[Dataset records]
****************
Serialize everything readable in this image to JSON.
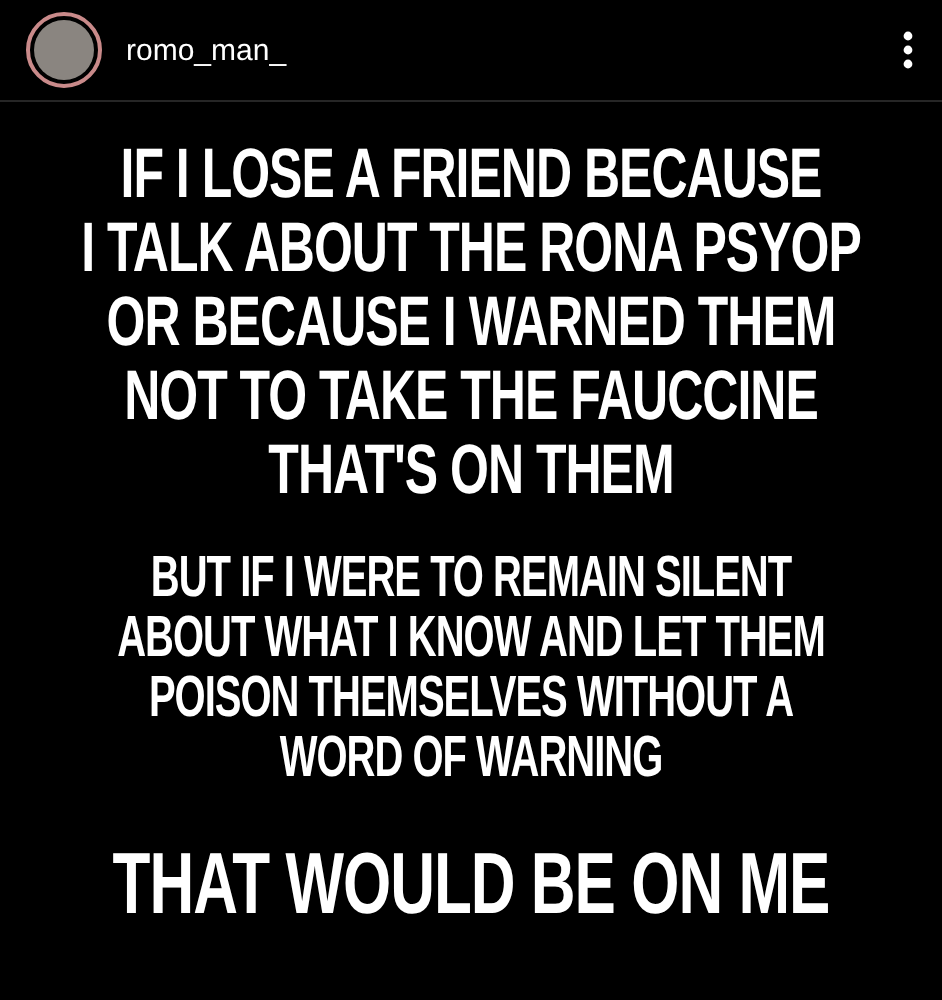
{
  "post": {
    "username": "romo_man_"
  },
  "meme": {
    "blocks": [
      {
        "kind": "lead",
        "lines": [
          "IF I LOSE A FRIEND BECAUSE",
          "I TALK ABOUT THE RONA PSYOP",
          "OR BECAUSE I WARNED THEM",
          "NOT TO TAKE THE FAUCCINE",
          "THAT'S ON THEM"
        ]
      },
      {
        "kind": "body",
        "lines": [
          "BUT IF I WERE TO REMAIN SILENT",
          "ABOUT WHAT I KNOW AND LET THEM",
          "POISON THEMSELVES WITHOUT A",
          "WORD OF WARNING"
        ]
      },
      {
        "kind": "punchline",
        "lines": [
          "THAT WOULD BE ON ME"
        ]
      }
    ]
  }
}
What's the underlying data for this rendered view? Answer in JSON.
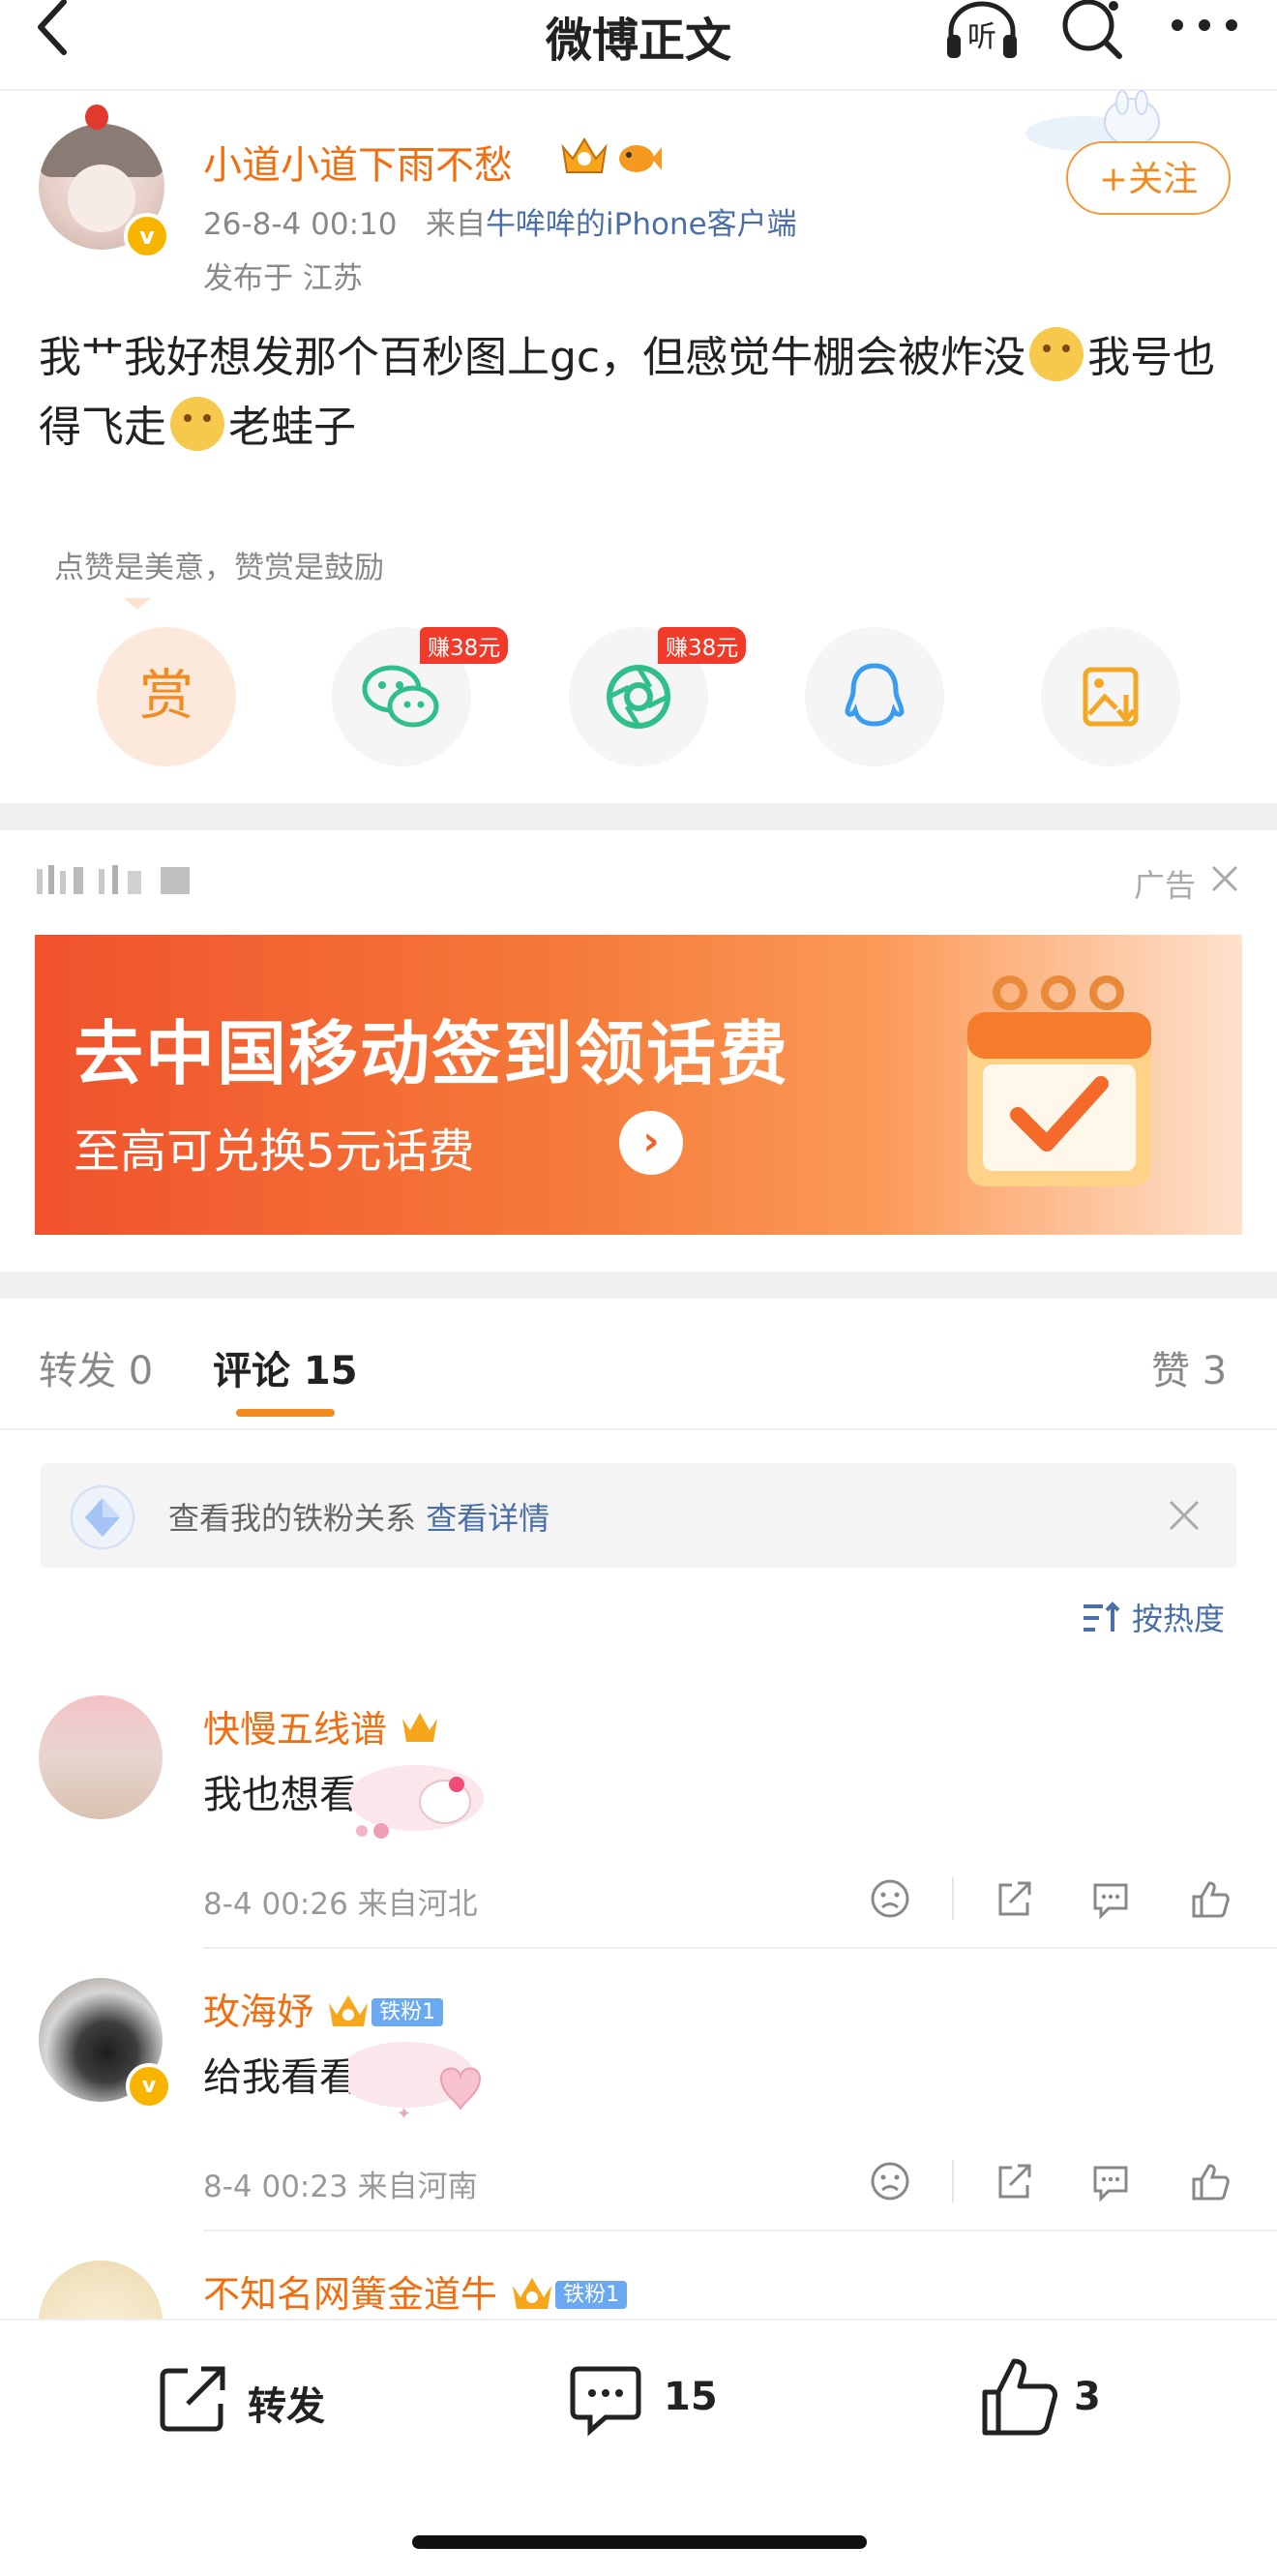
****************
### CHALLENGE
Your copy should match the entries exactly, minus the pictures.

### SOLUTION FOR THIS EXERCISE
Serialize everything readable in this image to JSON.
{
  "post": {
    "username": "romo_man_"
  },
  "meme": {
    "blocks": [
      {
        "kind": "lead",
        "lines": [
          "IF I LOSE A FRIEND BECAUSE",
          "I TALK ABOUT THE RONA PSYOP",
          "OR BECAUSE I WARNED THEM",
          "NOT TO TAKE THE FAUCCINE",
          "THAT'S ON THEM"
        ]
      },
      {
        "kind": "body",
        "lines": [
          "BUT IF I WERE TO REMAIN SILENT",
          "ABOUT WHAT I KNOW AND LET THEM",
          "POISON THEMSELVES WITHOUT A",
          "WORD OF WARNING"
        ]
      },
      {
        "kind": "punchline",
        "lines": [
          "THAT WOULD BE ON ME"
        ]
      }
    ]
  }
}
What's the underlying data for this rendered view? Answer in JSON.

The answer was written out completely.